**Exercise brief:** Write out the material exactly. Do not include the pictures.

[Begin Material for the task]

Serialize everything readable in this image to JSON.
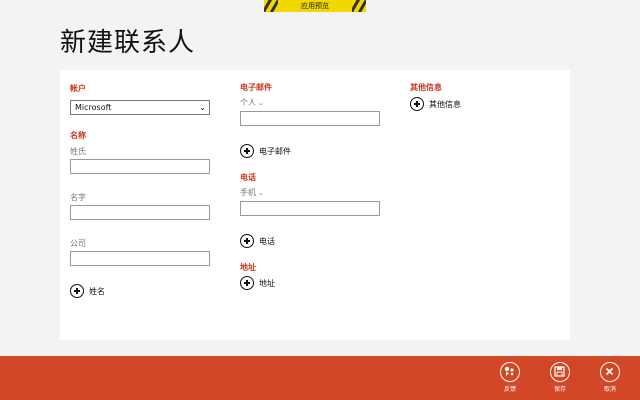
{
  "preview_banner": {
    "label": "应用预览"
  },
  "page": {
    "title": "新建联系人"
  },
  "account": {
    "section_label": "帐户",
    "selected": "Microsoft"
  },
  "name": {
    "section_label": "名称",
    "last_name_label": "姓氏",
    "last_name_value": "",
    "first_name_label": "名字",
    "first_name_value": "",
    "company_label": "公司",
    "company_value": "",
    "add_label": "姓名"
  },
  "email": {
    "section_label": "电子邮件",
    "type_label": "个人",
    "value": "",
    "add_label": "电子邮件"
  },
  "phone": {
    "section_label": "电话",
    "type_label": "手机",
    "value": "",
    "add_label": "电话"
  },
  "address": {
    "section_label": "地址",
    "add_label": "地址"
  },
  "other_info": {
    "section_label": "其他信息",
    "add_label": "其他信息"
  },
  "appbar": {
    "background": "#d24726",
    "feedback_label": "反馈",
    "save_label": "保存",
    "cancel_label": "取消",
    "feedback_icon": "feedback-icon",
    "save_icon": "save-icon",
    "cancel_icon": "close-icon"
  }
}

[End Material for the task]

**Reply to the exercise:**
Serialize everything readable in this image to JSON.
{
  "preview_banner": {
    "label": "应用预览"
  },
  "page": {
    "title": "新建联系人"
  },
  "account": {
    "section_label": "帐户",
    "selected": "Microsoft"
  },
  "name": {
    "section_label": "名称",
    "last_name_label": "姓氏",
    "last_name_value": "",
    "first_name_label": "名字",
    "first_name_value": "",
    "company_label": "公司",
    "company_value": "",
    "add_label": "姓名"
  },
  "email": {
    "section_label": "电子邮件",
    "type_label": "个人",
    "value": "",
    "add_label": "电子邮件"
  },
  "phone": {
    "section_label": "电话",
    "type_label": "手机",
    "value": "",
    "add_label": "电话"
  },
  "address": {
    "section_label": "地址",
    "add_label": "地址"
  },
  "other_info": {
    "section_label": "其他信息",
    "add_label": "其他信息"
  },
  "appbar": {
    "background": "#d24726",
    "feedback_label": "反馈",
    "save_label": "保存",
    "cancel_label": "取消",
    "feedback_icon": "feedback-icon",
    "save_icon": "save-icon",
    "cancel_icon": "close-icon"
  }
}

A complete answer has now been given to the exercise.